**Written instruction**
Print out the material that follows word for word.

**Supplied records**
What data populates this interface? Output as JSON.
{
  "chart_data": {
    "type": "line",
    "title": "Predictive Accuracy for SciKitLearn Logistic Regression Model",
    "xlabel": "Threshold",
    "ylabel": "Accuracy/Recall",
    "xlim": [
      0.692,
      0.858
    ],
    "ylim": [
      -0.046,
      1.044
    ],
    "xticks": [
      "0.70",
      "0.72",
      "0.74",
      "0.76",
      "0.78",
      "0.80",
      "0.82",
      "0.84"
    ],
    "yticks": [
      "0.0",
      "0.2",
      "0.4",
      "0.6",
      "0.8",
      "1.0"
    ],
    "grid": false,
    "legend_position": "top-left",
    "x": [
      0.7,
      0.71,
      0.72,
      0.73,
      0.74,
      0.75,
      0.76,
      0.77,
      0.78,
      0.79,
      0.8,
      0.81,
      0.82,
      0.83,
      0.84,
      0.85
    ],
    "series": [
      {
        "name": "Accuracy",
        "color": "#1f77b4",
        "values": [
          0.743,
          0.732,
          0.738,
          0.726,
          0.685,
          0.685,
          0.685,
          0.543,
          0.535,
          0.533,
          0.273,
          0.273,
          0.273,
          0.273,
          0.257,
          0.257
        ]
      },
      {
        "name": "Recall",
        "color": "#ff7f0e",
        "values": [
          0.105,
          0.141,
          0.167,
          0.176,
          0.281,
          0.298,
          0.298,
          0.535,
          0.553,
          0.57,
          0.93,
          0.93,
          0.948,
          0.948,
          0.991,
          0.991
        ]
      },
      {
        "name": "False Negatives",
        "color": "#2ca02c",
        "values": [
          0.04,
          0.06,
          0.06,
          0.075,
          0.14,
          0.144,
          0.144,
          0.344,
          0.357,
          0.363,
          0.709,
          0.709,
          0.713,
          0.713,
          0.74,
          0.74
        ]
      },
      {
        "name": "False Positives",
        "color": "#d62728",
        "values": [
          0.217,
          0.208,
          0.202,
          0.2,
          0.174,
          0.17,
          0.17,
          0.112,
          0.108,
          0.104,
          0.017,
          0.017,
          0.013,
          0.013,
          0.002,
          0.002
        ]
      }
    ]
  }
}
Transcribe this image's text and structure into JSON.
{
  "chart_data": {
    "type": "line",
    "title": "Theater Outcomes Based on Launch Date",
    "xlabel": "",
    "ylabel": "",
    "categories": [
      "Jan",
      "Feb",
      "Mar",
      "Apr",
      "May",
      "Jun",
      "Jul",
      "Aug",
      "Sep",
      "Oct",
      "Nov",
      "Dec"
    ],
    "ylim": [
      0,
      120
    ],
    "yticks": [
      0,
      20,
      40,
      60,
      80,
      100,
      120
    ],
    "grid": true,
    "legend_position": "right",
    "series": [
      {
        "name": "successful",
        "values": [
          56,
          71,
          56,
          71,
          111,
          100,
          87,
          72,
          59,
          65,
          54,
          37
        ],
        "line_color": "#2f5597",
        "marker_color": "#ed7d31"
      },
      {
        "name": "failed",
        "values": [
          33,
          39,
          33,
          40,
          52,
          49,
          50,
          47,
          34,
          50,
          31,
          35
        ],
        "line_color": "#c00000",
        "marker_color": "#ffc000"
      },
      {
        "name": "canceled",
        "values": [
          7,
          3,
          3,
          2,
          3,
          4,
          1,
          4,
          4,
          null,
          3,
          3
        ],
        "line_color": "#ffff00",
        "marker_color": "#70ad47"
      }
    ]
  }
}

**Written response**
What data populates this interface? Output as JSON.
{
  "chart_data": {
    "type": "line",
    "title": "Predictive Accuracy for SciKitLearn Logistic Regression Model",
    "xlabel": "Threshold",
    "ylabel": "Accuracy/Recall",
    "xlim": [
      0.692,
      0.858
    ],
    "ylim": [
      -0.046,
      1.044
    ],
    "xticks": [
      "0.70",
      "0.72",
      "0.74",
      "0.76",
      "0.78",
      "0.80",
      "0.82",
      "0.84"
    ],
    "yticks": [
      "0.0",
      "0.2",
      "0.4",
      "0.6",
      "0.8",
      "1.0"
    ],
    "grid": false,
    "legend_position": "top-left",
    "x": [
      0.7,
      0.71,
      0.72,
      0.73,
      0.74,
      0.75,
      0.76,
      0.77,
      0.78,
      0.79,
      0.8,
      0.81,
      0.82,
      0.83,
      0.84,
      0.85
    ],
    "series": [
      {
        "name": "Accuracy",
        "color": "#1f77b4",
        "values": [
          0.743,
          0.732,
          0.738,
          0.726,
          0.685,
          0.685,
          0.685,
          0.543,
          0.535,
          0.533,
          0.273,
          0.273,
          0.273,
          0.273,
          0.257,
          0.257
        ]
      },
      {
        "name": "Recall",
        "color": "#ff7f0e",
        "values": [
          0.105,
          0.141,
          0.167,
          0.176,
          0.281,
          0.298,
          0.298,
          0.535,
          0.553,
          0.57,
          0.93,
          0.93,
          0.948,
          0.948,
          0.991,
          0.991
        ]
      },
      {
        "name": "False Negatives",
        "color": "#2ca02c",
        "values": [
          0.04,
          0.06,
          0.06,
          0.075,
          0.14,
          0.144,
          0.144,
          0.344,
          0.357,
          0.363,
          0.709,
          0.709,
          0.713,
          0.713,
          0.74,
          0.74
        ]
      },
      {
        "name": "False Positives",
        "color": "#d62728",
        "values": [
          0.217,
          0.208,
          0.202,
          0.2,
          0.174,
          0.17,
          0.17,
          0.112,
          0.108,
          0.104,
          0.017,
          0.017,
          0.013,
          0.013,
          0.002,
          0.002
        ]
      }
    ]
  }
}
Transcribe this image's text and structure into JSON.
{
  "chart_data": {
    "type": "line",
    "title": "Theater Outcomes Based on Launch Date",
    "xlabel": "",
    "ylabel": "",
    "categories": [
      "Jan",
      "Feb",
      "Mar",
      "Apr",
      "May",
      "Jun",
      "Jul",
      "Aug",
      "Sep",
      "Oct",
      "Nov",
      "Dec"
    ],
    "ylim": [
      0,
      120
    ],
    "yticks": [
      0,
      20,
      40,
      60,
      80,
      100,
      120
    ],
    "grid": true,
    "legend_position": "right",
    "series": [
      {
        "name": "successful",
        "values": [
          56,
          71,
          56,
          71,
          111,
          100,
          87,
          72,
          59,
          65,
          54,
          37
        ],
        "line_color": "#2f5597",
        "marker_color": "#ed7d31"
      },
      {
        "name": "failed",
        "values": [
          33,
          39,
          33,
          40,
          52,
          49,
          50,
          47,
          34,
          50,
          31,
          35
        ],
        "line_color": "#c00000",
        "marker_color": "#ffc000"
      },
      {
        "name": "canceled",
        "values": [
          7,
          3,
          3,
          2,
          3,
          4,
          1,
          4,
          4,
          null,
          3,
          3
        ],
        "line_color": "#ffff00",
        "marker_color": "#70ad47"
      }
    ]
  }
}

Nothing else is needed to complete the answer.